====== Materi yang Diberikan

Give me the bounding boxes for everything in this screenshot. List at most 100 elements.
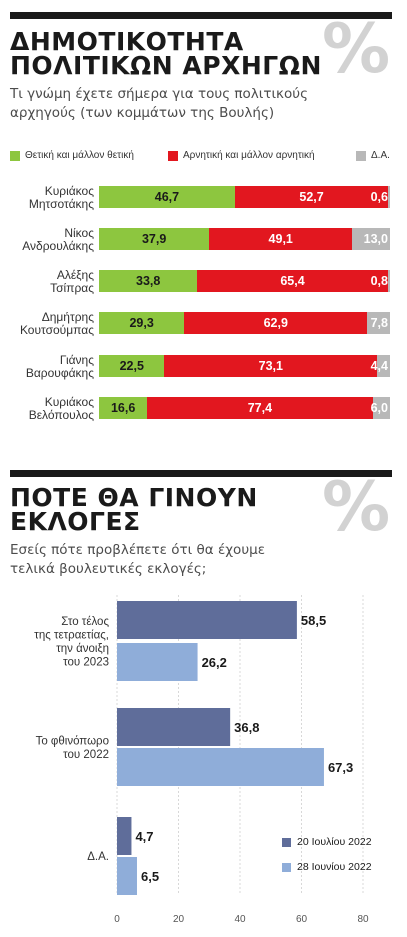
politician-name: Γιάνης Βαρουφάκης bbox=[0, 354, 94, 380]
x-tick-label: 20 bbox=[173, 914, 185, 925]
politician-row: Κυριάκος Μητσοτάκης 46,7 52,7 0,6 bbox=[0, 180, 407, 220]
section2-subtitle-line: Εσείς πότε προβλέπετε ότι θα έχουμε bbox=[10, 542, 266, 558]
bar-na: 4,4 bbox=[371, 355, 390, 377]
label-negative: 62,9 bbox=[263, 316, 288, 330]
legend-swatch-jul20 bbox=[282, 837, 291, 847]
stacked-bar: 46,7 52,7 0,6 bbox=[99, 186, 390, 208]
bar-negative: 65,4 bbox=[197, 270, 388, 292]
section1-subtitle: Τι γνώμη έχετε σήμερα για τους πολιτικού… bbox=[10, 85, 350, 123]
label-na: 7,8 bbox=[370, 316, 388, 330]
politician-name: Νίκος Ανδρουλάκης bbox=[0, 227, 94, 253]
politician-name-line: Κουτσούμπας bbox=[19, 323, 94, 337]
bar-na: 13,0 bbox=[352, 228, 390, 250]
category-label: την άνοιξη bbox=[56, 643, 109, 655]
politician-row: Αλέξης Τσίπρας 33,8 65,4 0,8 bbox=[0, 264, 407, 304]
section2-title-line: ΕΚΛΟΓΕΣ bbox=[10, 507, 141, 536]
politician-name-line: Μητσοτάκης bbox=[28, 197, 94, 211]
politician-name-line: Νίκος bbox=[64, 226, 94, 240]
bar-na: 6,0 bbox=[370, 397, 390, 419]
popularity-legend: Θετική και μάλλον θετική Αρνητική και μά… bbox=[10, 150, 400, 164]
legend-swatch-negative bbox=[168, 150, 178, 161]
section1-title: ΔΗΜΟΤΙΚΟΤΗΤΑ ΠΟΛΙΤΙΚΩΝ ΑΡΧΗΓΩΝ bbox=[10, 29, 322, 80]
legend-item-jun28: 28 Ιουνίου 2022 bbox=[282, 861, 372, 873]
category-label: του 2023 bbox=[63, 656, 109, 668]
value-label-jul20: 58,5 bbox=[301, 613, 326, 628]
label-positive: 33,8 bbox=[136, 274, 161, 288]
x-tick-label: 0 bbox=[114, 914, 120, 925]
value-label-jul20: 36,8 bbox=[234, 720, 259, 735]
politician-name-line: Βελόπουλος bbox=[28, 408, 94, 422]
bar-na: 7,8 bbox=[367, 312, 390, 334]
bar-positive: 37,9 bbox=[99, 228, 210, 250]
section1-subtitle-line: αρχηγούς (των κομμάτων της Βουλής) bbox=[10, 105, 275, 121]
section1-title-line: ΠΟΛΙΤΙΚΩΝ ΑΡΧΗΓΩΝ bbox=[10, 51, 322, 80]
x-tick-label: 40 bbox=[234, 914, 246, 925]
legend-swatch-na bbox=[356, 150, 366, 161]
legend-item-jul20: 20 Ιουλίου 2022 bbox=[282, 836, 372, 848]
politician-name: Δημήτρης Κουτσούμπας bbox=[0, 311, 94, 337]
legend-item-positive: Θετική και μάλλον θετική bbox=[10, 150, 134, 161]
legend-label-jun28: 28 Ιουνίου 2022 bbox=[297, 861, 372, 873]
section2-title-line: ΠΟΤΕ ΘΑ ΓΙΝΟΥΝ bbox=[10, 483, 258, 512]
label-na: 6,0 bbox=[370, 401, 388, 415]
politician-row: Νίκος Ανδρουλάκης 37,9 49,1 13,0 bbox=[0, 222, 407, 262]
politician-name: Κυριάκος Βελόπουλος bbox=[0, 396, 94, 422]
label-negative: 77,4 bbox=[247, 401, 273, 415]
section1-top-rule bbox=[10, 12, 392, 19]
label-negative: 73,1 bbox=[258, 359, 283, 373]
bar-jun28 bbox=[117, 857, 137, 895]
bar-jul20 bbox=[117, 708, 231, 746]
bar-jun28 bbox=[117, 748, 324, 786]
category-label: της τετραετίας, bbox=[34, 629, 109, 641]
legend-item-na: Δ.Α. bbox=[356, 150, 390, 161]
label-na: 0,8 bbox=[370, 274, 388, 288]
label-positive: 37,9 bbox=[141, 232, 167, 246]
label-na: 13,0 bbox=[363, 232, 388, 246]
value-label-jul20: 4,7 bbox=[135, 829, 153, 844]
bar-na: 0,8 bbox=[371, 270, 390, 292]
label-na: 0,6 bbox=[370, 190, 388, 204]
section2-subtitle-line: τελικά βουλευτικές εκλογές; bbox=[10, 561, 207, 577]
bar-negative: 62,9 bbox=[184, 312, 368, 334]
politician-row: Δημήτρης Κουτσούμπας 29,3 62,9 7,8 bbox=[0, 306, 407, 346]
politician-name: Κυριάκος Μητσοτάκης bbox=[0, 185, 94, 211]
stacked-bar: 16,6 77,4 6,0 bbox=[99, 397, 390, 419]
politician-name-line: Κυριάκος bbox=[44, 184, 94, 198]
section1-subtitle-line: Τι γνώμη έχετε σήμερα για τους πολιτικού… bbox=[10, 86, 308, 102]
label-positive: 16,6 bbox=[110, 401, 136, 415]
label-positive: 22,5 bbox=[119, 359, 144, 373]
politician-row: Κυριάκος Βελόπουλος 16,6 77,4 6,0 bbox=[0, 391, 407, 431]
bar-positive: 29,3 bbox=[99, 312, 185, 334]
label-negative: 52,7 bbox=[299, 190, 324, 204]
politician-name-line: Αλέξης bbox=[56, 268, 94, 282]
politician-name-line: Τσίπρας bbox=[50, 281, 94, 295]
label-positive: 46,7 bbox=[154, 190, 180, 204]
bar-negative: 49,1 bbox=[209, 228, 353, 250]
label-positive: 29,3 bbox=[129, 316, 154, 330]
legend-label-negative: Αρνητική και μάλλον αρνητική bbox=[183, 150, 315, 161]
legend-swatch-jun28 bbox=[282, 862, 291, 872]
label-negative: 49,1 bbox=[268, 232, 293, 246]
bar-positive: 46,7 bbox=[99, 186, 235, 208]
section2-percent-mark: % bbox=[322, 468, 391, 547]
stacked-bar: 37,9 49,1 13,0 bbox=[99, 228, 390, 250]
bar-na: 0,6 bbox=[371, 186, 390, 208]
label-na: 4,4 bbox=[370, 359, 388, 373]
bar-negative: 52,7 bbox=[234, 186, 389, 208]
legend-label-jul20: 20 Ιουλίου 2022 bbox=[297, 836, 372, 848]
bar-positive: 22,5 bbox=[99, 355, 165, 377]
stacked-bar: 22,5 73,1 4,4 bbox=[99, 355, 390, 377]
category-label: Το φθινόπωρο bbox=[36, 735, 109, 747]
politician-name-line: Δημήτρης bbox=[41, 310, 94, 324]
politician-name-line: Κυριάκος bbox=[44, 395, 94, 409]
bar-jun28 bbox=[117, 643, 198, 681]
politician-name: Αλέξης Τσίπρας bbox=[0, 269, 94, 295]
value-label-jun28: 26,2 bbox=[202, 655, 227, 670]
x-tick-label: 60 bbox=[296, 914, 308, 925]
section2-top-rule bbox=[10, 470, 392, 477]
label-negative: 65,4 bbox=[280, 274, 305, 288]
politician-name-line: Ανδρουλάκης bbox=[22, 239, 94, 253]
section2-subtitle: Εσείς πότε προβλέπετε ότι θα έχουμε τελι… bbox=[10, 541, 350, 579]
value-label-jun28: 6,5 bbox=[141, 869, 159, 884]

============

→ Instruksi dan Ketentuan
Tolong salin ulang semua baris di atas tanpa mengubah apa pun, tetapi jangan sertakan gambarnya.

→ Jawaban Benar
Give me the bounding boxes for everything in this screenshot. List at most 100 elements.
politician-name: Γιάνης Βαρουφάκης bbox=[0, 354, 94, 380]
x-tick-label: 20 bbox=[173, 914, 185, 925]
politician-row: Κυριάκος Μητσοτάκης 46,7 52,7 0,6 bbox=[0, 180, 407, 220]
section2-subtitle-line: Εσείς πότε προβλέπετε ότι θα έχουμε bbox=[10, 542, 266, 558]
bar-na: 4,4 bbox=[371, 355, 390, 377]
label-negative: 62,9 bbox=[263, 316, 288, 330]
legend-swatch-jul20 bbox=[282, 837, 291, 847]
stacked-bar: 46,7 52,7 0,6 bbox=[99, 186, 390, 208]
bar-negative: 65,4 bbox=[197, 270, 388, 292]
section1-subtitle: Τι γνώμη έχετε σήμερα για τους πολιτικού… bbox=[10, 85, 350, 123]
label-na: 7,8 bbox=[370, 316, 388, 330]
politician-name: Νίκος Ανδρουλάκης bbox=[0, 227, 94, 253]
politician-name-line: Κουτσούμπας bbox=[19, 323, 94, 337]
bar-na: 13,0 bbox=[352, 228, 390, 250]
category-label: την άνοιξη bbox=[56, 643, 109, 655]
politician-row: Αλέξης Τσίπρας 33,8 65,4 0,8 bbox=[0, 264, 407, 304]
section2-title-line: ΕΚΛΟΓΕΣ bbox=[10, 507, 141, 536]
politician-name-line: Μητσοτάκης bbox=[28, 197, 94, 211]
politician-name-line: Νίκος bbox=[64, 226, 94, 240]
bar-na: 6,0 bbox=[370, 397, 390, 419]
popularity-legend: Θετική και μάλλον θετική Αρνητική και μά… bbox=[10, 150, 400, 164]
legend-swatch-negative bbox=[168, 150, 178, 161]
section1-title: ΔΗΜΟΤΙΚΟΤΗΤΑ ΠΟΛΙΤΙΚΩΝ ΑΡΧΗΓΩΝ bbox=[10, 29, 322, 80]
legend-item-jun28: 28 Ιουνίου 2022 bbox=[282, 861, 372, 873]
category-label: του 2023 bbox=[63, 656, 109, 668]
value-label-jul20: 58,5 bbox=[301, 613, 326, 628]
label-positive: 33,8 bbox=[136, 274, 161, 288]
x-tick-label: 0 bbox=[114, 914, 120, 925]
value-label-jul20: 36,8 bbox=[234, 720, 259, 735]
politician-name-line: Βελόπουλος bbox=[28, 408, 94, 422]
bar-na: 7,8 bbox=[367, 312, 390, 334]
bar-positive: 37,9 bbox=[99, 228, 210, 250]
section1-subtitle-line: αρχηγούς (των κομμάτων της Βουλής) bbox=[10, 105, 275, 121]
section1-title-line: ΠΟΛΙΤΙΚΩΝ ΑΡΧΗΓΩΝ bbox=[10, 51, 322, 80]
x-tick-label: 40 bbox=[234, 914, 246, 925]
legend-swatch-na bbox=[356, 150, 366, 161]
legend-item-jul20: 20 Ιουλίου 2022 bbox=[282, 836, 372, 848]
politician-name: Δημήτρης Κουτσούμπας bbox=[0, 311, 94, 337]
legend-item-positive: Θετική και μάλλον θετική bbox=[10, 150, 134, 161]
legend-label-jun28: 28 Ιουνίου 2022 bbox=[297, 861, 372, 873]
section2-title-line: ΠΟΤΕ ΘΑ ΓΙΝΟΥΝ bbox=[10, 483, 258, 512]
label-na: 6,0 bbox=[370, 401, 388, 415]
politician-row: Νίκος Ανδρουλάκης 37,9 49,1 13,0 bbox=[0, 222, 407, 262]
politician-name: Κυριάκος Βελόπουλος bbox=[0, 396, 94, 422]
label-negative: 77,4 bbox=[247, 401, 273, 415]
section1-top-rule bbox=[10, 12, 392, 19]
label-negative: 73,1 bbox=[258, 359, 283, 373]
bar-jun28 bbox=[117, 857, 137, 895]
bar-jul20 bbox=[117, 708, 231, 746]
bar-jun28 bbox=[117, 748, 324, 786]
category-label: της τετραετίας, bbox=[34, 629, 109, 641]
legend-item-na: Δ.Α. bbox=[356, 150, 390, 161]
label-na: 0,8 bbox=[370, 274, 388, 288]
label-positive: 37,9 bbox=[141, 232, 167, 246]
label-na: 13,0 bbox=[363, 232, 388, 246]
value-label-jul20: 4,7 bbox=[135, 829, 153, 844]
bar-na: 0,8 bbox=[371, 270, 390, 292]
label-na: 0,6 bbox=[370, 190, 388, 204]
section2-subtitle-line: τελικά βουλευτικές εκλογές; bbox=[10, 561, 207, 577]
bar-negative: 62,9 bbox=[184, 312, 368, 334]
politician-row: Δημήτρης Κουτσούμπας 29,3 62,9 7,8 bbox=[0, 306, 407, 346]
politician-name: Κυριάκος Μητσοτάκης bbox=[0, 185, 94, 211]
stacked-bar: 16,6 77,4 6,0 bbox=[99, 397, 390, 419]
politician-name-line: Κυριάκος bbox=[44, 184, 94, 198]
section1-subtitle-line: Τι γνώμη έχετε σήμερα για τους πολιτικού… bbox=[10, 86, 308, 102]
label-positive: 16,6 bbox=[110, 401, 136, 415]
label-positive: 22,5 bbox=[119, 359, 144, 373]
politician-row: Κυριάκος Βελόπουλος 16,6 77,4 6,0 bbox=[0, 391, 407, 431]
bar-positive: 29,3 bbox=[99, 312, 185, 334]
label-negative: 52,7 bbox=[299, 190, 324, 204]
politician-name-line: Αλέξης bbox=[56, 268, 94, 282]
politician-name-line: Τσίπρας bbox=[50, 281, 94, 295]
label-positive: 46,7 bbox=[154, 190, 180, 204]
bar-negative: 49,1 bbox=[209, 228, 353, 250]
label-positive: 29,3 bbox=[129, 316, 154, 330]
legend-label-negative: Αρνητική και μάλλον αρνητική bbox=[183, 150, 315, 161]
legend-swatch-jun28 bbox=[282, 862, 291, 872]
label-negative: 49,1 bbox=[268, 232, 293, 246]
bar-positive: 46,7 bbox=[99, 186, 235, 208]
section2-percent-mark: % bbox=[322, 468, 391, 547]
stacked-bar: 37,9 49,1 13,0 bbox=[99, 228, 390, 250]
bar-na: 0,6 bbox=[371, 186, 390, 208]
label-na: 4,4 bbox=[370, 359, 388, 373]
bar-negative: 52,7 bbox=[234, 186, 389, 208]
legend-label-jul20: 20 Ιουλίου 2022 bbox=[297, 836, 372, 848]
bar-positive: 22,5 bbox=[99, 355, 165, 377]
stacked-bar: 22,5 73,1 4,4 bbox=[99, 355, 390, 377]
category-label: Το φθινόπωρο bbox=[36, 735, 109, 747]
politician-name-line: Δημήτρης bbox=[41, 310, 94, 324]
politician-name-line: Κυριάκος bbox=[44, 395, 94, 409]
bar-jun28 bbox=[117, 643, 198, 681]
politician-name: Αλέξης Τσίπρας bbox=[0, 269, 94, 295]
value-label-jun28: 26,2 bbox=[202, 655, 227, 670]
x-tick-label: 60 bbox=[296, 914, 308, 925]
section2-top-rule bbox=[10, 470, 392, 477]
label-negative: 65,4 bbox=[280, 274, 305, 288]
politician-name-line: Ανδρουλάκης bbox=[22, 239, 94, 253]
section2-subtitle: Εσείς πότε προβλέπετε ότι θα έχουμε τελι… bbox=[10, 541, 350, 579]
value-label-jun28: 6,5 bbox=[141, 869, 159, 884]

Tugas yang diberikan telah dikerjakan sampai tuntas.